### Instructions to follow
The records that follow must be repeated verbatim, every one of them.

### Extracted records
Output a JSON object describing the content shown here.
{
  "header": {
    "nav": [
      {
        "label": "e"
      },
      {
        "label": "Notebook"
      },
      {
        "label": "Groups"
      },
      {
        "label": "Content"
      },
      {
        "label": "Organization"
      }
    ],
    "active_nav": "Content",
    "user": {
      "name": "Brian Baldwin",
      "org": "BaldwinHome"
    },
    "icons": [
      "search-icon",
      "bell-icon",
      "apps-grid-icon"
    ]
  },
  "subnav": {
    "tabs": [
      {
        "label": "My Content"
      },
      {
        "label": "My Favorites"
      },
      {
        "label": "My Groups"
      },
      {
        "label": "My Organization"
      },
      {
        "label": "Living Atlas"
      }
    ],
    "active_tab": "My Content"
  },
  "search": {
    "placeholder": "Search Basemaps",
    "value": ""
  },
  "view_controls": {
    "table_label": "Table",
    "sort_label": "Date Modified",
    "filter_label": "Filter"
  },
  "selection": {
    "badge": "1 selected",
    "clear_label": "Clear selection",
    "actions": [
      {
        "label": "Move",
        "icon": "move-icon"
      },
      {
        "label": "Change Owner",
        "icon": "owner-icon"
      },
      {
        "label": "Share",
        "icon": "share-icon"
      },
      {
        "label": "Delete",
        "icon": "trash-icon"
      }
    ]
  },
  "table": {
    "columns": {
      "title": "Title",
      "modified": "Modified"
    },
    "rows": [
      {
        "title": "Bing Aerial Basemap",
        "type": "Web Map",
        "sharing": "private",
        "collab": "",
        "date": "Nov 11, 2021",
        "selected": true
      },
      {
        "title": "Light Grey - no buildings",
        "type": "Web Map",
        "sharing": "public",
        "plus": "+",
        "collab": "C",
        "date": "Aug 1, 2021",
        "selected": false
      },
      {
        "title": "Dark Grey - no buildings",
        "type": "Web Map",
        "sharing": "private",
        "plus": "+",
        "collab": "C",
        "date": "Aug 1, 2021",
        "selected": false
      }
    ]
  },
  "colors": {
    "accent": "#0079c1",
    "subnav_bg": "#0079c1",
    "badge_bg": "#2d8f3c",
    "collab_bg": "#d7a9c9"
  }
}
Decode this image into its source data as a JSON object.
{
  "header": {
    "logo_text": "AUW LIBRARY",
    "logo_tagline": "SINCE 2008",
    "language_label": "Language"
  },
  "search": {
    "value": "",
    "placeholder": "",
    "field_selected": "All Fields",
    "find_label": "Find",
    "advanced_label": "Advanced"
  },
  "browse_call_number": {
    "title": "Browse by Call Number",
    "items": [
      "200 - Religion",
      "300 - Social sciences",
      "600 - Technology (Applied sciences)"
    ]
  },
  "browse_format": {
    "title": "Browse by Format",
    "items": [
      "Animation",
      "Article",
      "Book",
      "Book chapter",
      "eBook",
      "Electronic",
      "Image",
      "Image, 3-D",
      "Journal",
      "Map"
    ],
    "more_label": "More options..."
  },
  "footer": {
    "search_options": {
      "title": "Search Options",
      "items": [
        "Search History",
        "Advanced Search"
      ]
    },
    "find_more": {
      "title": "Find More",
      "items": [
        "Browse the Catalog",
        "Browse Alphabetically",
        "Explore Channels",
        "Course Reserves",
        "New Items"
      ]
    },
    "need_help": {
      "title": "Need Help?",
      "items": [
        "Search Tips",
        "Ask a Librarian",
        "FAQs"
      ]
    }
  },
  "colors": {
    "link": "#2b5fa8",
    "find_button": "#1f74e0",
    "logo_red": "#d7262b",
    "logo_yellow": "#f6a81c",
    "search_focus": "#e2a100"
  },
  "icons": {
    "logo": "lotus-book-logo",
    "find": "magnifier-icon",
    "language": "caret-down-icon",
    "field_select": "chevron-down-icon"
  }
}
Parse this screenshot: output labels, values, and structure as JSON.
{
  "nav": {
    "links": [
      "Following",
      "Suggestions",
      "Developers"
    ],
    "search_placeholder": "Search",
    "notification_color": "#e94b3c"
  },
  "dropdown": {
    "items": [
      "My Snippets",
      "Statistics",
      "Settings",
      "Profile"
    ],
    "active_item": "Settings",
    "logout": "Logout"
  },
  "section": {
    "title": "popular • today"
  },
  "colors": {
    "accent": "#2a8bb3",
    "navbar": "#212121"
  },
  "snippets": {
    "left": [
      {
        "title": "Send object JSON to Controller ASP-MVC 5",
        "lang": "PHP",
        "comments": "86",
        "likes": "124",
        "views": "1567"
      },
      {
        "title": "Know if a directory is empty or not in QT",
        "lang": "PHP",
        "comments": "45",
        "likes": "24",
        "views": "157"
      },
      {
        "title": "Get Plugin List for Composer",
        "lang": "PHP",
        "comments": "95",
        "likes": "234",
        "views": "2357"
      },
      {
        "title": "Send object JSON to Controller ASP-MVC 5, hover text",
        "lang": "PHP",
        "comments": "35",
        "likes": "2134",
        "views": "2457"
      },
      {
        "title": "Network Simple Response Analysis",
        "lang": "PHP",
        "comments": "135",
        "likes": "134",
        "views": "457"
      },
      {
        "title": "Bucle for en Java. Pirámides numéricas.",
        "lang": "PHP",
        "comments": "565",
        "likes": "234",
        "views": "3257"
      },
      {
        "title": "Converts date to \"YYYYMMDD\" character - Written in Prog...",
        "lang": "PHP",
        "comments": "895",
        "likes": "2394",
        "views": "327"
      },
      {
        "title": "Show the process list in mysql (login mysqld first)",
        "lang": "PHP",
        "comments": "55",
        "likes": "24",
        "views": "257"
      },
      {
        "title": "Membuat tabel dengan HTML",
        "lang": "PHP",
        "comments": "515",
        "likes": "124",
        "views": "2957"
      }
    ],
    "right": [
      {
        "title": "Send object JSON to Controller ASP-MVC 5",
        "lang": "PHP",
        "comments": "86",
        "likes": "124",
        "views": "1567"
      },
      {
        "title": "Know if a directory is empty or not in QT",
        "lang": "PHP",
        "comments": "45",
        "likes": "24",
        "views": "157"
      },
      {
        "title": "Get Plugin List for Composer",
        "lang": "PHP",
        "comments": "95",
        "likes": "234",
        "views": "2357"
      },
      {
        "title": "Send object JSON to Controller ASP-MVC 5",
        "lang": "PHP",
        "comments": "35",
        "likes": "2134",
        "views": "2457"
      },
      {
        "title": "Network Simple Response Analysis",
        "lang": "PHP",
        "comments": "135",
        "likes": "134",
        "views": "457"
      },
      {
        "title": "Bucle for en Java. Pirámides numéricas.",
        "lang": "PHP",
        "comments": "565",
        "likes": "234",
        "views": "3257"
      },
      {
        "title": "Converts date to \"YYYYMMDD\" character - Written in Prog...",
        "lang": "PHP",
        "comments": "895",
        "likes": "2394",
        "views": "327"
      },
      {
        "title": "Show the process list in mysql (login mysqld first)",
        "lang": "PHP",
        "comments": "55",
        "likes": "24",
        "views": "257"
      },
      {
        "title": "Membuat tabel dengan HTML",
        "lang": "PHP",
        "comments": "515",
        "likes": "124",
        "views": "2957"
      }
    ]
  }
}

### Reply
Output a JSON object describing the content shown here.
{
  "header": {
    "nav": [
      {
        "label": "e"
      },
      {
        "label": "Notebook"
      },
      {
        "label": "Groups"
      },
      {
        "label": "Content"
      },
      {
        "label": "Organization"
      }
    ],
    "active_nav": "Content",
    "user": {
      "name": "Brian Baldwin",
      "org": "BaldwinHome"
    },
    "icons": [
      "search-icon",
      "bell-icon",
      "apps-grid-icon"
    ]
  },
  "subnav": {
    "tabs": [
      {
        "label": "My Content"
      },
      {
        "label": "My Favorites"
      },
      {
        "label": "My Groups"
      },
      {
        "label": "My Organization"
      },
      {
        "label": "Living Atlas"
      }
    ],
    "active_tab": "My Content"
  },
  "search": {
    "placeholder": "Search Basemaps",
    "value": ""
  },
  "view_controls": {
    "table_label": "Table",
    "sort_label": "Date Modified",
    "filter_label": "Filter"
  },
  "selection": {
    "badge": "1 selected",
    "clear_label": "Clear selection",
    "actions": [
      {
        "label": "Move",
        "icon": "move-icon"
      },
      {
        "label": "Change Owner",
        "icon": "owner-icon"
      },
      {
        "label": "Share",
        "icon": "share-icon"
      },
      {
        "label": "Delete",
        "icon": "trash-icon"
      }
    ]
  },
  "table": {
    "columns": {
      "title": "Title",
      "modified": "Modified"
    },
    "rows": [
      {
        "title": "Bing Aerial Basemap",
        "type": "Web Map",
        "sharing": "private",
        "collab": "",
        "date": "Nov 11, 2021",
        "selected": true
      },
      {
        "title": "Light Grey - no buildings",
        "type": "Web Map",
        "sharing": "public",
        "plus": "+",
        "collab": "C",
        "date": "Aug 1, 2021",
        "selected": false
      },
      {
        "title": "Dark Grey - no buildings",
        "type": "Web Map",
        "sharing": "private",
        "plus": "+",
        "collab": "C",
        "date": "Aug 1, 2021",
        "selected": false
      }
    ]
  },
  "colors": {
    "accent": "#0079c1",
    "subnav_bg": "#0079c1",
    "badge_bg": "#2d8f3c",
    "collab_bg": "#d7a9c9"
  }
}
Decode this image into its source data as a JSON object.
{
  "header": {
    "logo_text": "AUW LIBRARY",
    "logo_tagline": "SINCE 2008",
    "language_label": "Language"
  },
  "search": {
    "value": "",
    "placeholder": "",
    "field_selected": "All Fields",
    "find_label": "Find",
    "advanced_label": "Advanced"
  },
  "browse_call_number": {
    "title": "Browse by Call Number",
    "items": [
      "200 - Religion",
      "300 - Social sciences",
      "600 - Technology (Applied sciences)"
    ]
  },
  "browse_format": {
    "title": "Browse by Format",
    "items": [
      "Animation",
      "Article",
      "Book",
      "Book chapter",
      "eBook",
      "Electronic",
      "Image",
      "Image, 3-D",
      "Journal",
      "Map"
    ],
    "more_label": "More options..."
  },
  "footer": {
    "search_options": {
      "title": "Search Options",
      "items": [
        "Search History",
        "Advanced Search"
      ]
    },
    "find_more": {
      "title": "Find More",
      "items": [
        "Browse the Catalog",
        "Browse Alphabetically",
        "Explore Channels",
        "Course Reserves",
        "New Items"
      ]
    },
    "need_help": {
      "title": "Need Help?",
      "items": [
        "Search Tips",
        "Ask a Librarian",
        "FAQs"
      ]
    }
  },
  "colors": {
    "link": "#2b5fa8",
    "find_button": "#1f74e0",
    "logo_red": "#d7262b",
    "logo_yellow": "#f6a81c",
    "search_focus": "#e2a100"
  },
  "icons": {
    "logo": "lotus-book-logo",
    "find": "magnifier-icon",
    "language": "caret-down-icon",
    "field_select": "chevron-down-icon"
  }
}
Parse this screenshot: output labels, values, and structure as JSON.
{
  "nav": {
    "links": [
      "Following",
      "Suggestions",
      "Developers"
    ],
    "search_placeholder": "Search",
    "notification_color": "#e94b3c"
  },
  "dropdown": {
    "items": [
      "My Snippets",
      "Statistics",
      "Settings",
      "Profile"
    ],
    "active_item": "Settings",
    "logout": "Logout"
  },
  "section": {
    "title": "popular • today"
  },
  "colors": {
    "accent": "#2a8bb3",
    "navbar": "#212121"
  },
  "snippets": {
    "left": [
      {
        "title": "Send object JSON to Controller ASP-MVC 5",
        "lang": "PHP",
        "comments": "86",
        "likes": "124",
        "views": "1567"
      },
      {
        "title": "Know if a directory is empty or not in QT",
        "lang": "PHP",
        "comments": "45",
        "likes": "24",
        "views": "157"
      },
      {
        "title": "Get Plugin List for Composer",
        "lang": "PHP",
        "comments": "95",
        "likes": "234",
        "views": "2357"
      },
      {
        "title": "Send object JSON to Controller ASP-MVC 5, hover text",
        "lang": "PHP",
        "comments": "35",
        "likes": "2134",
        "views": "2457"
      },
      {
        "title": "Network Simple Response Analysis",
        "lang": "PHP",
        "comments": "135",
        "likes": "134",
        "views": "457"
      },
      {
        "title": "Bucle for en Java. Pirámides numéricas.",
        "lang": "PHP",
        "comments": "565",
        "likes": "234",
        "views": "3257"
      },
      {
        "title": "Converts date to \"YYYYMMDD\" character - Written in Prog...",
        "lang": "PHP",
        "comments": "895",
        "likes": "2394",
        "views": "327"
      },
      {
        "title": "Show the process list in mysql (login mysqld first)",
        "lang": "PHP",
        "comments": "55",
        "likes": "24",
        "views": "257"
      },
      {
        "title": "Membuat tabel dengan HTML",
        "lang": "PHP",
        "comments": "515",
        "likes": "124",
        "views": "2957"
      }
    ],
    "right": [
      {
        "title": "Send object JSON to Controller ASP-MVC 5",
        "lang": "PHP",
        "comments": "86",
        "likes": "124",
        "views": "1567"
      },
      {
        "title": "Know if a directory is empty or not in QT",
        "lang": "PHP",
        "comments": "45",
        "likes": "24",
        "views": "157"
      },
      {
        "title": "Get Plugin List for Composer",
        "lang": "PHP",
        "comments": "95",
        "likes": "234",
        "views": "2357"
      },
      {
        "title": "Send object JSON to Controller ASP-MVC 5",
        "lang": "PHP",
        "comments": "35",
        "likes": "2134",
        "views": "2457"
      },
      {
        "title": "Network Simple Response Analysis",
        "lang": "PHP",
        "comments": "135",
        "likes": "134",
        "views": "457"
      },
      {
        "title": "Bucle for en Java. Pirámides numéricas.",
        "lang": "PHP",
        "comments": "565",
        "likes": "234",
        "views": "3257"
      },
      {
        "title": "Converts date to \"YYYYMMDD\" character - Written in Prog...",
        "lang": "PHP",
        "comments": "895",
        "likes": "2394",
        "views": "327"
      },
      {
        "title": "Show the process list in mysql (login mysqld first)",
        "lang": "PHP",
        "comments": "55",
        "likes": "24",
        "views": "257"
      },
      {
        "title": "Membuat tabel dengan HTML",
        "lang": "PHP",
        "comments": "515",
        "likes": "124",
        "views": "2957"
      }
    ]
  }
}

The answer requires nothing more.